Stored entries
● ● ● ● ● ● ●
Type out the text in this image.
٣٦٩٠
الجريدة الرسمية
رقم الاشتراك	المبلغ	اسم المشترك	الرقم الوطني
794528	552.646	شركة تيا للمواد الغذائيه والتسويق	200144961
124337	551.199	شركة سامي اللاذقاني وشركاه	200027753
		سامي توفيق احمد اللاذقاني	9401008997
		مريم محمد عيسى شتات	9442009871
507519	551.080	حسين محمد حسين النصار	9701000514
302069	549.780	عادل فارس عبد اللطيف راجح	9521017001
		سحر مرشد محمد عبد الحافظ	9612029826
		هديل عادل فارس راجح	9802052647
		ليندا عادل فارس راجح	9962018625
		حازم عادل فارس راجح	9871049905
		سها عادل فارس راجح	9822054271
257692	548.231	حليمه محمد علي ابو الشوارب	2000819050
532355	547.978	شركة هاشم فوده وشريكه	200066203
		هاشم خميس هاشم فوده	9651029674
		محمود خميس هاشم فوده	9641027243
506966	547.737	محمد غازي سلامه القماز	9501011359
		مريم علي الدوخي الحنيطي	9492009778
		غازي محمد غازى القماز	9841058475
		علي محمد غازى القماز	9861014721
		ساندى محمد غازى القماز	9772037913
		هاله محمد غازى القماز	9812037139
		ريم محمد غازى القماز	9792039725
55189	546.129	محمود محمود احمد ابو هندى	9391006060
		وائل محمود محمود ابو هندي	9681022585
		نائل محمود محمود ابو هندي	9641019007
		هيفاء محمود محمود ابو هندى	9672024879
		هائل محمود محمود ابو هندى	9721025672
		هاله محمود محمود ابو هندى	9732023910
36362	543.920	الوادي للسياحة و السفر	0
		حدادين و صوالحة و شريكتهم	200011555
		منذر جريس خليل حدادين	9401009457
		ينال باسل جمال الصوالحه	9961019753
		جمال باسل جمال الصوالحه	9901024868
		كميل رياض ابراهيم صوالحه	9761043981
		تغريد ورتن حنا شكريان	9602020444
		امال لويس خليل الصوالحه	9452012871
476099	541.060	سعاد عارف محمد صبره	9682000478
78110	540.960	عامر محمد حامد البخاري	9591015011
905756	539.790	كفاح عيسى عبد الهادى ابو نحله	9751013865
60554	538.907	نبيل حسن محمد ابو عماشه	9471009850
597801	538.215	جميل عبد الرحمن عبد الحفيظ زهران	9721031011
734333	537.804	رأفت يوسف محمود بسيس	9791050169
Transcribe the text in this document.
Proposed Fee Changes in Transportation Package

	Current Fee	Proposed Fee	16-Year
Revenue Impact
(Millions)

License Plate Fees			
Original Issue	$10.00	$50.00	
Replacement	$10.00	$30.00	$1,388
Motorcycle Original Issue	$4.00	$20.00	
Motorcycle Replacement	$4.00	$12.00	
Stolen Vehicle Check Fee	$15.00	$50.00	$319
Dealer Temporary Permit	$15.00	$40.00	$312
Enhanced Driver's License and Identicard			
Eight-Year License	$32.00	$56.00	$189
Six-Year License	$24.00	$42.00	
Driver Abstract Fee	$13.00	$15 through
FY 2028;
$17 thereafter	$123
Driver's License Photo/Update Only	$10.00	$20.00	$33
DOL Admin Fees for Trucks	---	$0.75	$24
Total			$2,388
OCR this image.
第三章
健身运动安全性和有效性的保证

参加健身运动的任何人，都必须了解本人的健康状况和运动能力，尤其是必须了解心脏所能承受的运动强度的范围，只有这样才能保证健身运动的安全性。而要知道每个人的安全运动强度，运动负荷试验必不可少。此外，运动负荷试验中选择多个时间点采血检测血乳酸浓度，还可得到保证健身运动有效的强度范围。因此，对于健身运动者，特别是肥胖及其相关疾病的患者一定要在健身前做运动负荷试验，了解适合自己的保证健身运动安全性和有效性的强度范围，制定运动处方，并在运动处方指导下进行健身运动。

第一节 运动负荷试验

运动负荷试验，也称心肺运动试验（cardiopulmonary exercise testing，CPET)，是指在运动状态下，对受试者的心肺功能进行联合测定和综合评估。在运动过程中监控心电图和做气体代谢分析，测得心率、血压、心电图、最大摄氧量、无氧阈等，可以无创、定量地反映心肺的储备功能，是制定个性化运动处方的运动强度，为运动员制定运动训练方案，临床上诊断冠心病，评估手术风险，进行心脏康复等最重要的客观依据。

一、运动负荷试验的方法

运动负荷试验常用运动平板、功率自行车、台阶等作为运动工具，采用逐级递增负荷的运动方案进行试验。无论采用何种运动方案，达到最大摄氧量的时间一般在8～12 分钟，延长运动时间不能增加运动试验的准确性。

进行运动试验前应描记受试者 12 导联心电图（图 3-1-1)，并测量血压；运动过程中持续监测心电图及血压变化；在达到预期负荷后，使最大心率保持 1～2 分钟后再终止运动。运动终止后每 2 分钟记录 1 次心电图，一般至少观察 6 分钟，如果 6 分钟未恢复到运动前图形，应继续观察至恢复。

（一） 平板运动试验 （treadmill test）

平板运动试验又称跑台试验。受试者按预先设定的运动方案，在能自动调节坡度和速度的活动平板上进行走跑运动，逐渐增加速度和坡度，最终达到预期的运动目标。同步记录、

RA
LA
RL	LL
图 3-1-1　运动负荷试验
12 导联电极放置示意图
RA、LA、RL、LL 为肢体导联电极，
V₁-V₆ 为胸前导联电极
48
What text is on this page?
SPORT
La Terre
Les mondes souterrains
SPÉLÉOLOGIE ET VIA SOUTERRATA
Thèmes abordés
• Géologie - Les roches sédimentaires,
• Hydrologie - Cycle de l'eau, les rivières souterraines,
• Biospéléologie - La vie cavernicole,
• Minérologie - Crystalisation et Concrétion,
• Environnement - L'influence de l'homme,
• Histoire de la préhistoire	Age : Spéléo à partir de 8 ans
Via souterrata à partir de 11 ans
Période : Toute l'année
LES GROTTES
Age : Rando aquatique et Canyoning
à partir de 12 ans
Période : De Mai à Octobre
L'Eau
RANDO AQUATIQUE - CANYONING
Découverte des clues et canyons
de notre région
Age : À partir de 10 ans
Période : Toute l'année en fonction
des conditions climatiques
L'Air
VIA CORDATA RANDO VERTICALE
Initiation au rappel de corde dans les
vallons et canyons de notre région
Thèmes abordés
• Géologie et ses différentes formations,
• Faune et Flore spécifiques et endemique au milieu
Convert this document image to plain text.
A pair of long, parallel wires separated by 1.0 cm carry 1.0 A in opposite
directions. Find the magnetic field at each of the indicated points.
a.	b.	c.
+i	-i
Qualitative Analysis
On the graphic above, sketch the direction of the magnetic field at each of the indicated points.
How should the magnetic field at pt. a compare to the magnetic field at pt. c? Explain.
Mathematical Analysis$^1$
● ● ● ● ● ● ●
_Written task_. Read through the entries and copy each line in which "magnetic" appears.

_The reply_.
directions. Find the magnetic field at each of the indicated points.
On the graphic above, sketch the direction of the magnetic field at each of the indicated points.
How should the magnetic field at pt. a compare to the magnetic field at pt. c? Explain.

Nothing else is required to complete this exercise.